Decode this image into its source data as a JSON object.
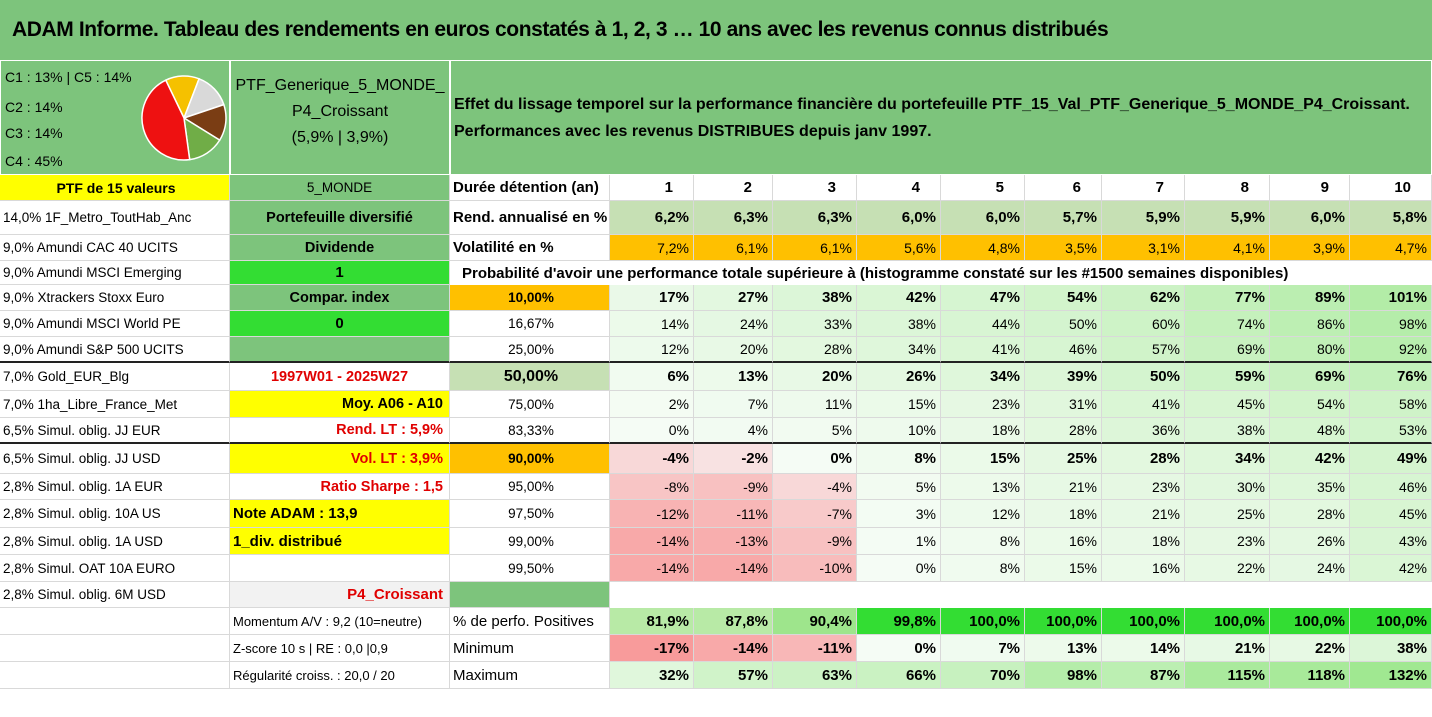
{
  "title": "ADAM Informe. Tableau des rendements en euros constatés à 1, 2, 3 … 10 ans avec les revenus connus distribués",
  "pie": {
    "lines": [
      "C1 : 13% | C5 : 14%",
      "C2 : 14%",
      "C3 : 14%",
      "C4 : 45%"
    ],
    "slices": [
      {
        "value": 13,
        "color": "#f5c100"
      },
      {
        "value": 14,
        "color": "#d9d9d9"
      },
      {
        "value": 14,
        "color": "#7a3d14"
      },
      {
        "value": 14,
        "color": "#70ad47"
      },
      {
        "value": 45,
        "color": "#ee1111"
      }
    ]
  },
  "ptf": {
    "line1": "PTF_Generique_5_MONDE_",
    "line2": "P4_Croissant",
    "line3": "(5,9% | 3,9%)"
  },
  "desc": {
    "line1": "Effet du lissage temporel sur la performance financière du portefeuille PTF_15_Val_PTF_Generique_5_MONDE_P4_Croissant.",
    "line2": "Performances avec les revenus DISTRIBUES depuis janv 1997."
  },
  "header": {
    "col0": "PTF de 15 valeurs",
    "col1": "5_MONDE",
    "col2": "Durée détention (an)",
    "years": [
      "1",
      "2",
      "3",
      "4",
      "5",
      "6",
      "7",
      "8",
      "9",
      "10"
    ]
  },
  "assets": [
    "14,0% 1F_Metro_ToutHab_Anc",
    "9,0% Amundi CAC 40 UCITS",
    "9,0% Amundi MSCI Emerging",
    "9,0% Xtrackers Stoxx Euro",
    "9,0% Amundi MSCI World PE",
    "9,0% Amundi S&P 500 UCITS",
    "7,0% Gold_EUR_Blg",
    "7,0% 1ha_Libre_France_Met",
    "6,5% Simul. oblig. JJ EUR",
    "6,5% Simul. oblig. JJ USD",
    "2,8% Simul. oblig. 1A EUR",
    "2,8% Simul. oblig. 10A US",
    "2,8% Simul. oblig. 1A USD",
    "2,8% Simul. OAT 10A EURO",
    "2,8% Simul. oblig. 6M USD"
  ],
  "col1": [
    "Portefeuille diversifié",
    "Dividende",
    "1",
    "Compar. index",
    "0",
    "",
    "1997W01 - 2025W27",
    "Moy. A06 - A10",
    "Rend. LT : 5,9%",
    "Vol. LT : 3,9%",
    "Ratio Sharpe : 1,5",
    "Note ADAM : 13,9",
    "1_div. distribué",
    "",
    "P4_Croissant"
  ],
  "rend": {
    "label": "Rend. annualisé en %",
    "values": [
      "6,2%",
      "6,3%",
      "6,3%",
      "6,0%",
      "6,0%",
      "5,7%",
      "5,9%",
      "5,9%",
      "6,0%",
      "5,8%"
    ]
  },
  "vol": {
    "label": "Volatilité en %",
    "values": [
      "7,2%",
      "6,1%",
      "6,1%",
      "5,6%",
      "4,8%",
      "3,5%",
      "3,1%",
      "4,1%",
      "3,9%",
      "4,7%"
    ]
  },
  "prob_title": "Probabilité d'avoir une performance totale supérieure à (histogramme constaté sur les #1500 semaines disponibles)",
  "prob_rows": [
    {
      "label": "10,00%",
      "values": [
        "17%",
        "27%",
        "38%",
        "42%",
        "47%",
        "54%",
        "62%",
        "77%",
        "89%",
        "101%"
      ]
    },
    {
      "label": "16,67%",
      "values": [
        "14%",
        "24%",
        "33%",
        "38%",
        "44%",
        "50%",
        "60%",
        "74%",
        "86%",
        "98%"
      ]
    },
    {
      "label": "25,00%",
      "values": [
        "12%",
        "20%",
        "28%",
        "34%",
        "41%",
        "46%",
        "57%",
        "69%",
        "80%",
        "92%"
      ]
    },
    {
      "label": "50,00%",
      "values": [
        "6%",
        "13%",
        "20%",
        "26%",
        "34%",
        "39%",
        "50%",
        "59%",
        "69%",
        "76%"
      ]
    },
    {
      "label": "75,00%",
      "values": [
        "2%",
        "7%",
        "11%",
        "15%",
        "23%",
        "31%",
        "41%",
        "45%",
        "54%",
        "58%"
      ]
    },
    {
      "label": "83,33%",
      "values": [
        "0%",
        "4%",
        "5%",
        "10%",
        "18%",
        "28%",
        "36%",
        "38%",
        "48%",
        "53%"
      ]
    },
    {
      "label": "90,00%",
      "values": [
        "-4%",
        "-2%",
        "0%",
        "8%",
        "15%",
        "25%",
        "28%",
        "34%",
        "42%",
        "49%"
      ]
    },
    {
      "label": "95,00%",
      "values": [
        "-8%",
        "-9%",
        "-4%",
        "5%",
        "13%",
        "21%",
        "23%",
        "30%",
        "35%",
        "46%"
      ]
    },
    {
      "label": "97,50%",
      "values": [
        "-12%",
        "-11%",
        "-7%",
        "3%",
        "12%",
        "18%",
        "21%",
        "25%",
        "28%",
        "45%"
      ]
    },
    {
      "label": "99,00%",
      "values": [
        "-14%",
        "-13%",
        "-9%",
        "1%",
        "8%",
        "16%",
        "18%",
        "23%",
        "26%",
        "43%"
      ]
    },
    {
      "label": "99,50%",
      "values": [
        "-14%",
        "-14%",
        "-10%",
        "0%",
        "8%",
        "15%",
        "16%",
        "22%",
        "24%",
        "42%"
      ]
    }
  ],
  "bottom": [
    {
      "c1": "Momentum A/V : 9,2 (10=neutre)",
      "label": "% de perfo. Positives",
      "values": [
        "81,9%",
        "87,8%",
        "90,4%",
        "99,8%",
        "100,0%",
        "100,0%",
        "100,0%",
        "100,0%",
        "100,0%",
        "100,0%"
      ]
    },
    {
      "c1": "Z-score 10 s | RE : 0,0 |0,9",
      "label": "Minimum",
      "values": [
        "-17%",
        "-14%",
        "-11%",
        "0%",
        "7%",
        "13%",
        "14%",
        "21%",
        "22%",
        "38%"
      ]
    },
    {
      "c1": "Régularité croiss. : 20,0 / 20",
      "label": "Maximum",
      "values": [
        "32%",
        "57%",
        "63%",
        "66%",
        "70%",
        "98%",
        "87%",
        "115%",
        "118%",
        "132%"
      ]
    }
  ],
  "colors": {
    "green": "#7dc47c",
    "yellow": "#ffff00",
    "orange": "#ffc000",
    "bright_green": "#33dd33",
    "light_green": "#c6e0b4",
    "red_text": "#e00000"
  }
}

────

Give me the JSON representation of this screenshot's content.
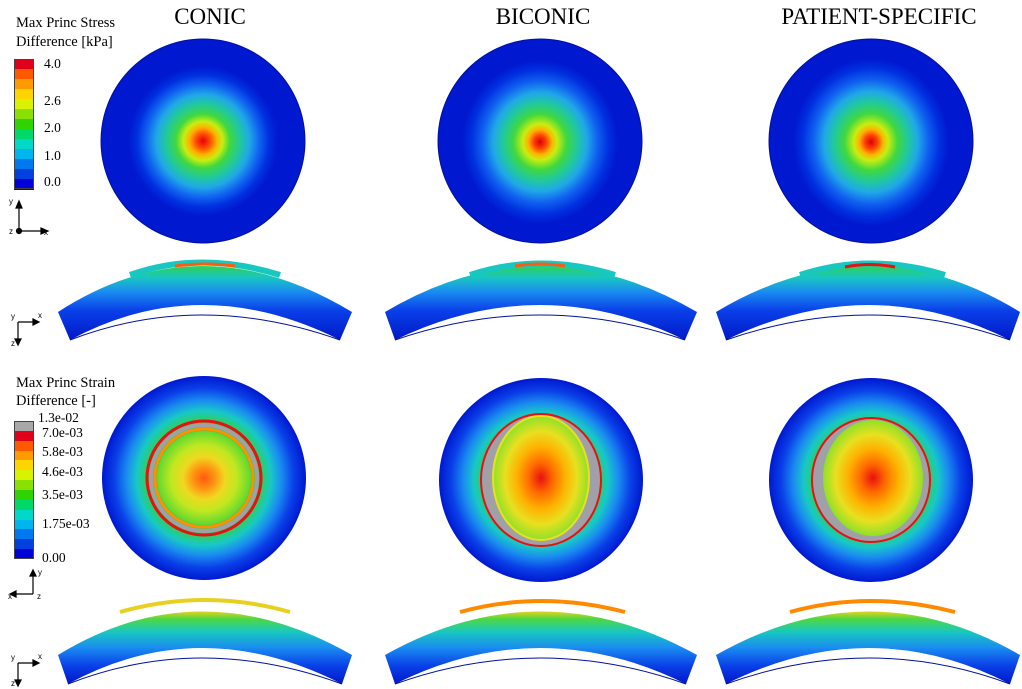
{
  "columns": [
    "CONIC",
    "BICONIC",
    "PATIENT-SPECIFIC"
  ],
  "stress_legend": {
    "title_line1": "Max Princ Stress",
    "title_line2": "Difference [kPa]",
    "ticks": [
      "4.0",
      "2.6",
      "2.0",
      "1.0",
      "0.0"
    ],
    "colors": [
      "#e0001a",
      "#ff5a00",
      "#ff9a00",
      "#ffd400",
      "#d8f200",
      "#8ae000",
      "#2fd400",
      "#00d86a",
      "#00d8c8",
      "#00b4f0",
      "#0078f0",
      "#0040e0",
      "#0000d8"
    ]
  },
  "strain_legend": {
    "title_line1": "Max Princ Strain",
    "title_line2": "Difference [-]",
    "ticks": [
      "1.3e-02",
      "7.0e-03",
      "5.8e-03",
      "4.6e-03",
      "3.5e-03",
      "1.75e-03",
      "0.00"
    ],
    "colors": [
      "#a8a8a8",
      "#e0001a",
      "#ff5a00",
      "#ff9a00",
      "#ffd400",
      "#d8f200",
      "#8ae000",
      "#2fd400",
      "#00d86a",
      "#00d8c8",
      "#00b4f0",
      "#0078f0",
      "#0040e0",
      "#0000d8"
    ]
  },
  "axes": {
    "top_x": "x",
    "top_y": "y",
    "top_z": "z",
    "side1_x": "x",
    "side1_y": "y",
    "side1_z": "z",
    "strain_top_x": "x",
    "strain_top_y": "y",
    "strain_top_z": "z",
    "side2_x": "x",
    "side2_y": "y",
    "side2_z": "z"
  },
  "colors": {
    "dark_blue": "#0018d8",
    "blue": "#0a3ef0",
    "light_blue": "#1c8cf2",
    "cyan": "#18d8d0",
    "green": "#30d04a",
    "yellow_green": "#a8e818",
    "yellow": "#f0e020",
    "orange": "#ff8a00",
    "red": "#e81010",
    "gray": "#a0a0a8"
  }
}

────

Work to be completed:
From the data above, show each line that contains "oblig".

Written solution:
    "6,5% Simul. oblig. JJ EUR",
    "6,5% Simul. oblig. JJ USD",
    "2,8% Simul. oblig. 1A EUR",
    "2,8% Simul. oblig. 10A US",
    "2,8% Simul. oblig. 1A USD",
    "2,8% Simul. oblig. 6M USD"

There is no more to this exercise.